* **Objective**: Please quote the material exactly, every line of it.

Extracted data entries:
══════
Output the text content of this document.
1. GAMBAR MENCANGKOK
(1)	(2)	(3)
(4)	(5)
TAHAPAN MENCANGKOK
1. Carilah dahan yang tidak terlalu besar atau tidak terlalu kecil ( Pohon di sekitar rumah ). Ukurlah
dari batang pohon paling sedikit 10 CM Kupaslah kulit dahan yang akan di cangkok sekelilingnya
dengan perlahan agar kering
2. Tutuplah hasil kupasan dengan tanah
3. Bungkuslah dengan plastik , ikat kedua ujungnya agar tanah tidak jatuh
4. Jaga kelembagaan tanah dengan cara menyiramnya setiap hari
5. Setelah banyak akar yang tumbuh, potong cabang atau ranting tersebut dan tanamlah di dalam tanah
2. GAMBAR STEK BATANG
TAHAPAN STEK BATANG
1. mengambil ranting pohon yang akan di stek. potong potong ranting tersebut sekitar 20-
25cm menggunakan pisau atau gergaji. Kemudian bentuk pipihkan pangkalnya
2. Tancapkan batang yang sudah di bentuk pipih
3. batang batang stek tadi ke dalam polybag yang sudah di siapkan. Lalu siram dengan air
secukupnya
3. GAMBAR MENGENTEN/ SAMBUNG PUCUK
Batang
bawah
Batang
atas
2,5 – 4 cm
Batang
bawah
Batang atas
══════
* **Solution to this problem**:
Output the text content of this document.
1. GAMBAR MENCANGKOK
(1)	(2)	(3)
(4)	(5)
TAHAPAN MENCANGKOK
1. Carilah dahan yang tidak terlalu besar atau tidak terlalu kecil ( Pohon di sekitar rumah ). Ukurlah
dari batang pohon paling sedikit 10 CM Kupaslah kulit dahan yang akan di cangkok sekelilingnya
dengan perlahan agar kering
2. Tutuplah hasil kupasan dengan tanah
3. Bungkuslah dengan plastik , ikat kedua ujungnya agar tanah tidak jatuh
4. Jaga kelembagaan tanah dengan cara menyiramnya setiap hari
5. Setelah banyak akar yang tumbuh, potong cabang atau ranting tersebut dan tanamlah di dalam tanah
2. GAMBAR STEK BATANG
TAHAPAN STEK BATANG
1. mengambil ranting pohon yang akan di stek. potong potong ranting tersebut sekitar 20-
25cm menggunakan pisau atau gergaji. Kemudian bentuk pipihkan pangkalnya
2. Tancapkan batang yang sudah di bentuk pipih
3. batang batang stek tadi ke dalam polybag yang sudah di siapkan. Lalu siram dengan air
secukupnya
3. GAMBAR MENGENTEN/ SAMBUNG PUCUK
Batang
bawah
Batang
atas
2,5 – 4 cm
Batang
bawah
Batang atas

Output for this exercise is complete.